» Your objective
From the text on nonnormality in morphodynamics, list each property that it attributes to the simple two-dimensional algebraic problem in panel (b) of figure 1.

» Text segment
══════════

Nonnormality in morphodynamics

The early theoretical works on  morphodynamic  focused on determining which kind of bed form will develop under given flow condition and sediment characteristics. To this aim a linear stability approach was used to determine  the asymptotic fate of the morphological instability of the water-sediment interface.

It is important to keep in mind that the main feature of such an approach is to focus on the asymptotic temporal fate of the disturbances , and that  the main results concerns the dispersion relation, and its dependence on the parameters of the physical problem. However, no information is gained on the behavior of the system at finite times.
nonnorm2Figure1

An example of the importance of considering the transient behaviour of a dynamical system is shown in panel (a) of figure 1. Despites systems A and B are asymptotically stable (the initial perturbation decays to zero after very long time ), curves A and B exhibit very different behavior for finite times: while the perturbation in system A decays monotonically to zero,  it undergoes  a transient growth in system B. The physical reason of this non-monotonic behavior lies in the nonnormality of the differential  operator which governs the perturbation temporal evolution. 
 WLevolutionFigure 2

Consider for instance the simple two-dimensional algebraic problem reported in panel  (b) of figure 1, the non-orthogonality of the eigenvector set entails that, although all the eigenvalues are negative and single eigenvectors decay monotonically in time, their resultant experiences a transient growth.

══════════

» Data shown
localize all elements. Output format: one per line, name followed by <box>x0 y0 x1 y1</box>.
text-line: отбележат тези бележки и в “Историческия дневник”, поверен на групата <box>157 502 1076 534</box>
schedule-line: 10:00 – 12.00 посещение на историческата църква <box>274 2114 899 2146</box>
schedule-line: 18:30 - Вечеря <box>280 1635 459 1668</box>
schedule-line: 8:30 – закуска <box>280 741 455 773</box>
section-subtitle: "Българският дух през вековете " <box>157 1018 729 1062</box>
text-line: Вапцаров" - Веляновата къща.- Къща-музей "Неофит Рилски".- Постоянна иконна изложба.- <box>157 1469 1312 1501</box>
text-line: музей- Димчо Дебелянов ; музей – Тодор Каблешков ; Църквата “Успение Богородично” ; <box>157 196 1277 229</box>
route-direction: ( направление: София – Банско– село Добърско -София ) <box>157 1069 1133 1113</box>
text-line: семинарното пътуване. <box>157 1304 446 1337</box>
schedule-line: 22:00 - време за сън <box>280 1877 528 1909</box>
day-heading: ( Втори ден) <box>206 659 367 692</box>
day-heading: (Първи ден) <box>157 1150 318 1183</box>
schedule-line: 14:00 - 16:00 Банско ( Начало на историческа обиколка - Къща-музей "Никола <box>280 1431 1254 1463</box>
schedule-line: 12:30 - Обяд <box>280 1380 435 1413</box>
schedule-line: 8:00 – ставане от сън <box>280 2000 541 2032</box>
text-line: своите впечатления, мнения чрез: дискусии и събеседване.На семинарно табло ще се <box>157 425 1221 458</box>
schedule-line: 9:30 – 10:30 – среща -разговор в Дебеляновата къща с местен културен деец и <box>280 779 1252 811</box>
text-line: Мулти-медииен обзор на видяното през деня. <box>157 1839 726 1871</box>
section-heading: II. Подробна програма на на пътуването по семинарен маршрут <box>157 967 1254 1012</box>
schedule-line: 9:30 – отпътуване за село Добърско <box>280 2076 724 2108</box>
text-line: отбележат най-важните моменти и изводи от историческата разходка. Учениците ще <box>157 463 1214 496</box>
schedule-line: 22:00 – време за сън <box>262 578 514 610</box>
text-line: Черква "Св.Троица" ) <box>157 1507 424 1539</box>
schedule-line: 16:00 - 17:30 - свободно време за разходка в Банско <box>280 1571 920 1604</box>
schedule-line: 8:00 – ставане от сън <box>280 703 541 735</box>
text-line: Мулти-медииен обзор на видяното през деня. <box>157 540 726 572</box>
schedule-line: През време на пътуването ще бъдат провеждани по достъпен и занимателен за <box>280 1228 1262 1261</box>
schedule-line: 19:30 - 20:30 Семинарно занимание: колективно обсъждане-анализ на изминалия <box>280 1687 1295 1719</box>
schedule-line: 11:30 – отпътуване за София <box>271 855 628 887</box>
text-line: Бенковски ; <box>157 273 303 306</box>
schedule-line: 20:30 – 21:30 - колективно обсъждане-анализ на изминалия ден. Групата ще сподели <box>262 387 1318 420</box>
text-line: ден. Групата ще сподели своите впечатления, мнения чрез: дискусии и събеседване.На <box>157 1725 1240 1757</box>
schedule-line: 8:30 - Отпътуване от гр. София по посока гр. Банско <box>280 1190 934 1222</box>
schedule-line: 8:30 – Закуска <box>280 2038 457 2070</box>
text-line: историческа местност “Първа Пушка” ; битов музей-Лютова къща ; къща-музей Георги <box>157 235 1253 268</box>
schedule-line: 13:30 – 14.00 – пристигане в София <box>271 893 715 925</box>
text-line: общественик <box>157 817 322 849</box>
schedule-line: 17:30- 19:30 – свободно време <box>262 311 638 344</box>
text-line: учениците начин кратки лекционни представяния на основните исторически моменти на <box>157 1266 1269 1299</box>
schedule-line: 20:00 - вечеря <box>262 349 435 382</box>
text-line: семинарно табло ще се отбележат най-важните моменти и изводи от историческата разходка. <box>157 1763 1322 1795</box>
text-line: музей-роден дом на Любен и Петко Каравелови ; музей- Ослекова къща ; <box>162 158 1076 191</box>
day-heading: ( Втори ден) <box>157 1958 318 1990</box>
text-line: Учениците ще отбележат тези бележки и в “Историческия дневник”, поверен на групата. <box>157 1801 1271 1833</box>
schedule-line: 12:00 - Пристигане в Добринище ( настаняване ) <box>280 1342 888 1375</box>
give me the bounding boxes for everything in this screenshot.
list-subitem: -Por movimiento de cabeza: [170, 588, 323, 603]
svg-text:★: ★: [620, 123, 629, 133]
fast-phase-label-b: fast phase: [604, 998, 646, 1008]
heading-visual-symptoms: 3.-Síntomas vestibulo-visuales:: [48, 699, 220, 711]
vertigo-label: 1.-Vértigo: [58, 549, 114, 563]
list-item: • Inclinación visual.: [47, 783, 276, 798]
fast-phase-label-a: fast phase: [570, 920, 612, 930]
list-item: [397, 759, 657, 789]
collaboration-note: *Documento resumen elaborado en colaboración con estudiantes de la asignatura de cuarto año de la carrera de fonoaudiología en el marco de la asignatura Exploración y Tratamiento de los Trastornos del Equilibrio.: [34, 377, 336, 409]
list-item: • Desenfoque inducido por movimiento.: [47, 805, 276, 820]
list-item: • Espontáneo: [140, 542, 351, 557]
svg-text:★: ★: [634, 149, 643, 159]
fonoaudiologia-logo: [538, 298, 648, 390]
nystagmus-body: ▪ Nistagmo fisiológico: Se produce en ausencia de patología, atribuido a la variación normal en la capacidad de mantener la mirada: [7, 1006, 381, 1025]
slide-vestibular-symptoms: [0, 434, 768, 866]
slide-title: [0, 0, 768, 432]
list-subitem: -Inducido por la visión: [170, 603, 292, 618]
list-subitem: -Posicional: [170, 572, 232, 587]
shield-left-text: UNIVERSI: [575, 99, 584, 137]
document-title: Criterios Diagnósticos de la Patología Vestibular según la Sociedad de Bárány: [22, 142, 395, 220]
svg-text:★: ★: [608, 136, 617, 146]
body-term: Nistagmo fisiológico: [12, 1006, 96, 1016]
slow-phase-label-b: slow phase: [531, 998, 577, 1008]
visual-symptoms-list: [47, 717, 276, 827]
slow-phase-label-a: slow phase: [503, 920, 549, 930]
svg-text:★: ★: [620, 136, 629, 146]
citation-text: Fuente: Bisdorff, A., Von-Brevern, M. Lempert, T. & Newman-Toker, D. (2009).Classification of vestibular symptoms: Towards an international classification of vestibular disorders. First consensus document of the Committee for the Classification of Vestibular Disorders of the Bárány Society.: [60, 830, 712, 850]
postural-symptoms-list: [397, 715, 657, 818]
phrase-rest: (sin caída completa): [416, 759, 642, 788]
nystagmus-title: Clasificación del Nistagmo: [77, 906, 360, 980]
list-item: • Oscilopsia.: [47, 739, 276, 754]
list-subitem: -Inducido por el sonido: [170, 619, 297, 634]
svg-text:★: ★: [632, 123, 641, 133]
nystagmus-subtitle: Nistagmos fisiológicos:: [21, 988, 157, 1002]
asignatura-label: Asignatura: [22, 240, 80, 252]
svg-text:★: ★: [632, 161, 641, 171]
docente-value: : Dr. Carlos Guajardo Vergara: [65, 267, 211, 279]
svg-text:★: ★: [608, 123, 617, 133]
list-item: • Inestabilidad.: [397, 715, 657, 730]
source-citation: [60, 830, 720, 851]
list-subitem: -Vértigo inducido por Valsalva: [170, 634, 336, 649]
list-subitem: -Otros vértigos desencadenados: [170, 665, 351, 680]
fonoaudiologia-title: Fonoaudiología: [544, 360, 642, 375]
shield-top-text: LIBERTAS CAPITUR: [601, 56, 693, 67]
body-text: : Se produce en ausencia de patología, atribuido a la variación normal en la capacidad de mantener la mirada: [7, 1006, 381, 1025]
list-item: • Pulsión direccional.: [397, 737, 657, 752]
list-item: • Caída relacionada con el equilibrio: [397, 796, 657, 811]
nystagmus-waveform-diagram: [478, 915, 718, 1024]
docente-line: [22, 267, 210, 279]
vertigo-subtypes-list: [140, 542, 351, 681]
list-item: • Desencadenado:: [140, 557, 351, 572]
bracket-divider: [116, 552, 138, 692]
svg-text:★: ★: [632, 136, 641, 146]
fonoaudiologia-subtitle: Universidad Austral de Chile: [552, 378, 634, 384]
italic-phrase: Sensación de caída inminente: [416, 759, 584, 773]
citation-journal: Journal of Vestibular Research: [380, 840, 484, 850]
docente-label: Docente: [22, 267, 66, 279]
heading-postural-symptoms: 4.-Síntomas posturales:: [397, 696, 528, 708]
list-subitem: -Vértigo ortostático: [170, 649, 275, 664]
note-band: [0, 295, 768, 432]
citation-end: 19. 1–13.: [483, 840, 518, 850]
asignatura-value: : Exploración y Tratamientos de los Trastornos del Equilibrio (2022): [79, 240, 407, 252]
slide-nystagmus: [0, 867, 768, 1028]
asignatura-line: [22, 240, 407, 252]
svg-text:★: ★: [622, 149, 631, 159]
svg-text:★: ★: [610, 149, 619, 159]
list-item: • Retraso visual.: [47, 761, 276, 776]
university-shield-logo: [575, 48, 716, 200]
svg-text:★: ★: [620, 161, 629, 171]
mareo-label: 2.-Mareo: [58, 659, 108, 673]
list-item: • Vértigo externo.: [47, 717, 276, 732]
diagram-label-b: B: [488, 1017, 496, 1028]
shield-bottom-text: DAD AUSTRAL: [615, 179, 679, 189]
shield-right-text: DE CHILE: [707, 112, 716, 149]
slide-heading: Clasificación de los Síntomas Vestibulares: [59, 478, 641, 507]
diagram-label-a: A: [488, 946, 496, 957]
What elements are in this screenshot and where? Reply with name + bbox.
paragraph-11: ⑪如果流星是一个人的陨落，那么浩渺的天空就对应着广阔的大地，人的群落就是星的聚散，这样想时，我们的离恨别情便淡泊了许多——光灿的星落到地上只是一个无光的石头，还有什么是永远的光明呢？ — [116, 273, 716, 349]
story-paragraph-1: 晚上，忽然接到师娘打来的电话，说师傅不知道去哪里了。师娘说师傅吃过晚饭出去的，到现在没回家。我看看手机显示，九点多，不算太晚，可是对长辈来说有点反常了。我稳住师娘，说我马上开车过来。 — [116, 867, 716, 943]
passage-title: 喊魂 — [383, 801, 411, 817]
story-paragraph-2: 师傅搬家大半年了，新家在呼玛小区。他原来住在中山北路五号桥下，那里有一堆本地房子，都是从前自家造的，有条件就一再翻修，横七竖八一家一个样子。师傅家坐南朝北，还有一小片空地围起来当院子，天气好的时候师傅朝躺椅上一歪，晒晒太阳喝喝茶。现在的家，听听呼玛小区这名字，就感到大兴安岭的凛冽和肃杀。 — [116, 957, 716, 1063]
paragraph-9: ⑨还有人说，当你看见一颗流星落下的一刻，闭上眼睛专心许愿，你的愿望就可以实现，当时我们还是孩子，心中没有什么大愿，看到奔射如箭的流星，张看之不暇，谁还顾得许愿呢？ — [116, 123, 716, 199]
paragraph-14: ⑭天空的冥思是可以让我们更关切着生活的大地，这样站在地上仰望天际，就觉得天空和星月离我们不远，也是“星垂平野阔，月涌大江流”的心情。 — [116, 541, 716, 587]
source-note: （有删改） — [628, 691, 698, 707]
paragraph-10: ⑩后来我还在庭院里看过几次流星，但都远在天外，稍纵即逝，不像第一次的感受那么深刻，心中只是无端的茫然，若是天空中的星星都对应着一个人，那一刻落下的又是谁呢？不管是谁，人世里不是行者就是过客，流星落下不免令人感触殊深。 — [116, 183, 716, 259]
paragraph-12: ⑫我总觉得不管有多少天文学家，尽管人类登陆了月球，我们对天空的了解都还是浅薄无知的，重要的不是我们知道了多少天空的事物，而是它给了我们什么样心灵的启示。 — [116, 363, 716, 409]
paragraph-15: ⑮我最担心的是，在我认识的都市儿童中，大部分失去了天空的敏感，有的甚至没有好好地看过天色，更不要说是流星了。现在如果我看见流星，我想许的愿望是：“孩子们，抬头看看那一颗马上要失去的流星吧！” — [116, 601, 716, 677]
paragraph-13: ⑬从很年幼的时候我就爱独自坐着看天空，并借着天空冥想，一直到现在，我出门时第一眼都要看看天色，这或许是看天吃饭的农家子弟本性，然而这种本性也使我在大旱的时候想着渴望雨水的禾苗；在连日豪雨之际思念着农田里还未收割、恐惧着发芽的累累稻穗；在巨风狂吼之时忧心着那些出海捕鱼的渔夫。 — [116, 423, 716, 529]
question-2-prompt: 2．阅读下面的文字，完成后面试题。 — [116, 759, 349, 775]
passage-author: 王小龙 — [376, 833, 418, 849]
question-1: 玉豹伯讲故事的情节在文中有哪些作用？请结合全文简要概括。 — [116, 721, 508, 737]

══════════

» Task solution
- Its eigenvector set is non-orthogonal.
- All of its eigenvalues are negative.
- Its single eigenvectors decay monotonically in time.
- The resultant of its eigenvectors experiences a transient growth.